----- Extracted entries
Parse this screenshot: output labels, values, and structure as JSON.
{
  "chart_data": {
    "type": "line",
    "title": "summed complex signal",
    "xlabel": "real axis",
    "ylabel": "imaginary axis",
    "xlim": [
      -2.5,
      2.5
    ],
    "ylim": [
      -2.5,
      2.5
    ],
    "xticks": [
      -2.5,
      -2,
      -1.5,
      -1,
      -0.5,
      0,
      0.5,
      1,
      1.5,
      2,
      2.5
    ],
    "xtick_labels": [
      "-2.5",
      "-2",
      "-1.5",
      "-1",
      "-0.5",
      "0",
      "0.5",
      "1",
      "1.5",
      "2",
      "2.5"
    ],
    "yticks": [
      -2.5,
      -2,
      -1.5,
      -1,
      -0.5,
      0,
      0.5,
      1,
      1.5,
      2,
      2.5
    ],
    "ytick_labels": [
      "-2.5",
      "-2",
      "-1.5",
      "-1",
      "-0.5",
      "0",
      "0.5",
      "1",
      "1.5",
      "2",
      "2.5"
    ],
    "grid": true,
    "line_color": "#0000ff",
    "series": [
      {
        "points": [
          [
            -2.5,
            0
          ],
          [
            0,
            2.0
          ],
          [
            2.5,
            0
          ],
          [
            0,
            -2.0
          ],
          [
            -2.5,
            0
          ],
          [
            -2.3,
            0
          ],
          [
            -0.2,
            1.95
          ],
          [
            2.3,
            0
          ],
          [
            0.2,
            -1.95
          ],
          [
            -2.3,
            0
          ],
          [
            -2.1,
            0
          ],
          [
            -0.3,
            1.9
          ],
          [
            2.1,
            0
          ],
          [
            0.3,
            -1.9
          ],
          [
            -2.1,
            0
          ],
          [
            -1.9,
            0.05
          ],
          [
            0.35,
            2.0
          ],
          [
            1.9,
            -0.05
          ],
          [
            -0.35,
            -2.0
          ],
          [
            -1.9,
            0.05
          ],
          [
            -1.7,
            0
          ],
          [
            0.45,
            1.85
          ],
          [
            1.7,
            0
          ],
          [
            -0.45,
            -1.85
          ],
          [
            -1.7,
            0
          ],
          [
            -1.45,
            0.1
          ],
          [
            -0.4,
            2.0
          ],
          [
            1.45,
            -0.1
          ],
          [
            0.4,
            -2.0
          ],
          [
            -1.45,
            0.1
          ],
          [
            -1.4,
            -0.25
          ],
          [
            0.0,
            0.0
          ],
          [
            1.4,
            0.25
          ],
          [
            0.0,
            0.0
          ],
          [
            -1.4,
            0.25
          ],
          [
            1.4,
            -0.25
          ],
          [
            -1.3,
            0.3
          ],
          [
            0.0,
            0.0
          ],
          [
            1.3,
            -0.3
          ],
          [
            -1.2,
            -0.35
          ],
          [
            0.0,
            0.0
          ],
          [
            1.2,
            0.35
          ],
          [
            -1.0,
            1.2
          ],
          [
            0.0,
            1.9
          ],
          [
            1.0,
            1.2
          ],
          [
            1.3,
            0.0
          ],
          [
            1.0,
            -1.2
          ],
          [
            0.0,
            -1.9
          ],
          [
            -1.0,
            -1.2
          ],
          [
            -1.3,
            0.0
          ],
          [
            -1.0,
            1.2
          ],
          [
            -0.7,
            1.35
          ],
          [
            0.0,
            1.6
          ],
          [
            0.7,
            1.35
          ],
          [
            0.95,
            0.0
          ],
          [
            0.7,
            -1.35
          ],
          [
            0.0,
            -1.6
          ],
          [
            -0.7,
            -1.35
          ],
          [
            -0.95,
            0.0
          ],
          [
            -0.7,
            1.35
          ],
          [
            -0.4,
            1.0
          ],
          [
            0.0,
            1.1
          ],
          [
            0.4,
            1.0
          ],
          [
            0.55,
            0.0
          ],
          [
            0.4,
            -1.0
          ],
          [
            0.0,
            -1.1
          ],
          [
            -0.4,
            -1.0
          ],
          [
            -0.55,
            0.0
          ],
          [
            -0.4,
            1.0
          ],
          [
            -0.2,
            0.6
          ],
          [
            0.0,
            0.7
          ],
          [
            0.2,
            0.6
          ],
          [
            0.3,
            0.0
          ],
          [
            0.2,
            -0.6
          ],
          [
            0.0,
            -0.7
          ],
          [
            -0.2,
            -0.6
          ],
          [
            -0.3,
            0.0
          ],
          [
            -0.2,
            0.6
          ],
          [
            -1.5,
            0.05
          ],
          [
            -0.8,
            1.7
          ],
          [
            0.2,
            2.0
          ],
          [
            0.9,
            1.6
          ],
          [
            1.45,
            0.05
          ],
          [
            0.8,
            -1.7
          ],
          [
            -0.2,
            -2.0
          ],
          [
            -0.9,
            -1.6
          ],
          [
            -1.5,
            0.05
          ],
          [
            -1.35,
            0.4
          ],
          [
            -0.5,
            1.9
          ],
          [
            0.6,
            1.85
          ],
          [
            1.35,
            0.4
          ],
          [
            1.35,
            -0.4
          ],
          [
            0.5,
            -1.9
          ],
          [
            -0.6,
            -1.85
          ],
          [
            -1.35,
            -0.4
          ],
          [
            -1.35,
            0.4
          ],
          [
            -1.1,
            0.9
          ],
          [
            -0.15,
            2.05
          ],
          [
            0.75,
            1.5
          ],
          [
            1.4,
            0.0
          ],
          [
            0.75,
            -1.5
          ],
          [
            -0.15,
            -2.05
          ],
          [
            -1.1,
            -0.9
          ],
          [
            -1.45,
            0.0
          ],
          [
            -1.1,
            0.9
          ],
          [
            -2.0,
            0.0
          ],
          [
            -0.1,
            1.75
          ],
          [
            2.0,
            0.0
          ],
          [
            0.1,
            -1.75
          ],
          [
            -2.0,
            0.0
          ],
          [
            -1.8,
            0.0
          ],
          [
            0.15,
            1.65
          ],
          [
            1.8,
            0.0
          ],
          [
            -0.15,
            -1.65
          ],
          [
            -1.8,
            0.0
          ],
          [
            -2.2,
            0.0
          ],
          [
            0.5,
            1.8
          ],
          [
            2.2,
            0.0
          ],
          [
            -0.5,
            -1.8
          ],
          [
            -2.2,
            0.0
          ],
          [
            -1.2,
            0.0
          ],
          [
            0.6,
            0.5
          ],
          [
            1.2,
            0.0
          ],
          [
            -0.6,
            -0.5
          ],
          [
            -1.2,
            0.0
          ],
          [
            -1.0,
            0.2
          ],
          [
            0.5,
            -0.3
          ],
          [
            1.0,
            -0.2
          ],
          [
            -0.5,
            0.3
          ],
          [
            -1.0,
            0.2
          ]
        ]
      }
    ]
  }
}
----------
### [Your objective]
Reproduce all the data word for word.

### [Answer to this task]
Parse this screenshot: output labels, values, and structure as JSON.
{
  "chart_data": {
    "type": "line",
    "title": "summed complex signal",
    "xlabel": "real axis",
    "ylabel": "imaginary axis",
    "xlim": [
      -2.5,
      2.5
    ],
    "ylim": [
      -2.5,
      2.5
    ],
    "xticks": [
      -2.5,
      -2,
      -1.5,
      -1,
      -0.5,
      0,
      0.5,
      1,
      1.5,
      2,
      2.5
    ],
    "xtick_labels": [
      "-2.5",
      "-2",
      "-1.5",
      "-1",
      "-0.5",
      "0",
      "0.5",
      "1",
      "1.5",
      "2",
      "2.5"
    ],
    "yticks": [
      -2.5,
      -2,
      -1.5,
      -1,
      -0.5,
      0,
      0.5,
      1,
      1.5,
      2,
      2.5
    ],
    "ytick_labels": [
      "-2.5",
      "-2",
      "-1.5",
      "-1",
      "-0.5",
      "0",
      "0.5",
      "1",
      "1.5",
      "2",
      "2.5"
    ],
    "grid": true,
    "line_color": "#0000ff",
    "series": [
      {
        "points": [
          [
            -2.5,
            0
          ],
          [
            0,
            2.0
          ],
          [
            2.5,
            0
          ],
          [
            0,
            -2.0
          ],
          [
            -2.5,
            0
          ],
          [
            -2.3,
            0
          ],
          [
            -0.2,
            1.95
          ],
          [
            2.3,
            0
          ],
          [
            0.2,
            -1.95
          ],
          [
            -2.3,
            0
          ],
          [
            -2.1,
            0
          ],
          [
            -0.3,
            1.9
          ],
          [
            2.1,
            0
          ],
          [
            0.3,
            -1.9
          ],
          [
            -2.1,
            0
          ],
          [
            -1.9,
            0.05
          ],
          [
            0.35,
            2.0
          ],
          [
            1.9,
            -0.05
          ],
          [
            -0.35,
            -2.0
          ],
          [
            -1.9,
            0.05
          ],
          [
            -1.7,
            0
          ],
          [
            0.45,
            1.85
          ],
          [
            1.7,
            0
          ],
          [
            -0.45,
            -1.85
          ],
          [
            -1.7,
            0
          ],
          [
            -1.45,
            0.1
          ],
          [
            -0.4,
            2.0
          ],
          [
            1.45,
            -0.1
          ],
          [
            0.4,
            -2.0
          ],
          [
            -1.45,
            0.1
          ],
          [
            -1.4,
            -0.25
          ],
          [
            0.0,
            0.0
          ],
          [
            1.4,
            0.25
          ],
          [
            0.0,
            0.0
          ],
          [
            -1.4,
            0.25
          ],
          [
            1.4,
            -0.25
          ],
          [
            -1.3,
            0.3
          ],
          [
            0.0,
            0.0
          ],
          [
            1.3,
            -0.3
          ],
          [
            -1.2,
            -0.35
          ],
          [
            0.0,
            0.0
          ],
          [
            1.2,
            0.35
          ],
          [
            -1.0,
            1.2
          ],
          [
            0.0,
            1.9
          ],
          [
            1.0,
            1.2
          ],
          [
            1.3,
            0.0
          ],
          [
            1.0,
            -1.2
          ],
          [
            0.0,
            -1.9
          ],
          [
            -1.0,
            -1.2
          ],
          [
            -1.3,
            0.0
          ],
          [
            -1.0,
            1.2
          ],
          [
            -0.7,
            1.35
          ],
          [
            0.0,
            1.6
          ],
          [
            0.7,
            1.35
          ],
          [
            0.95,
            0.0
          ],
          [
            0.7,
            -1.35
          ],
          [
            0.0,
            -1.6
          ],
          [
            -0.7,
            -1.35
          ],
          [
            -0.95,
            0.0
          ],
          [
            -0.7,
            1.35
          ],
          [
            -0.4,
            1.0
          ],
          [
            0.0,
            1.1
          ],
          [
            0.4,
            1.0
          ],
          [
            0.55,
            0.0
          ],
          [
            0.4,
            -1.0
          ],
          [
            0.0,
            -1.1
          ],
          [
            -0.4,
            -1.0
          ],
          [
            -0.55,
            0.0
          ],
          [
            -0.4,
            1.0
          ],
          [
            -0.2,
            0.6
          ],
          [
            0.0,
            0.7
          ],
          [
            0.2,
            0.6
          ],
          [
            0.3,
            0.0
          ],
          [
            0.2,
            -0.6
          ],
          [
            0.0,
            -0.7
          ],
          [
            -0.2,
            -0.6
          ],
          [
            -0.3,
            0.0
          ],
          [
            -0.2,
            0.6
          ],
          [
            -1.5,
            0.05
          ],
          [
            -0.8,
            1.7
          ],
          [
            0.2,
            2.0
          ],
          [
            0.9,
            1.6
          ],
          [
            1.45,
            0.05
          ],
          [
            0.8,
            -1.7
          ],
          [
            -0.2,
            -2.0
          ],
          [
            -0.9,
            -1.6
          ],
          [
            -1.5,
            0.05
          ],
          [
            -1.35,
            0.4
          ],
          [
            -0.5,
            1.9
          ],
          [
            0.6,
            1.85
          ],
          [
            1.35,
            0.4
          ],
          [
            1.35,
            -0.4
          ],
          [
            0.5,
            -1.9
          ],
          [
            -0.6,
            -1.85
          ],
          [
            -1.35,
            -0.4
          ],
          [
            -1.35,
            0.4
          ],
          [
            -1.1,
            0.9
          ],
          [
            -0.15,
            2.05
          ],
          [
            0.75,
            1.5
          ],
          [
            1.4,
            0.0
          ],
          [
            0.75,
            -1.5
          ],
          [
            -0.15,
            -2.05
          ],
          [
            -1.1,
            -0.9
          ],
          [
            -1.45,
            0.0
          ],
          [
            -1.1,
            0.9
          ],
          [
            -2.0,
            0.0
          ],
          [
            -0.1,
            1.75
          ],
          [
            2.0,
            0.0
          ],
          [
            0.1,
            -1.75
          ],
          [
            -2.0,
            0.0
          ],
          [
            -1.8,
            0.0
          ],
          [
            0.15,
            1.65
          ],
          [
            1.8,
            0.0
          ],
          [
            -0.15,
            -1.65
          ],
          [
            -1.8,
            0.0
          ],
          [
            -2.2,
            0.0
          ],
          [
            0.5,
            1.8
          ],
          [
            2.2,
            0.0
          ],
          [
            -0.5,
            -1.8
          ],
          [
            -2.2,
            0.0
          ],
          [
            -1.2,
            0.0
          ],
          [
            0.6,
            0.5
          ],
          [
            1.2,
            0.0
          ],
          [
            -0.6,
            -0.5
          ],
          [
            -1.2,
            0.0
          ],
          [
            -1.0,
            0.2
          ],
          [
            0.5,
            -0.3
          ],
          [
            1.0,
            -0.2
          ],
          [
            -0.5,
            0.3
          ],
          [
            -1.0,
            0.2
          ]
        ]
      }
    ]
  }
}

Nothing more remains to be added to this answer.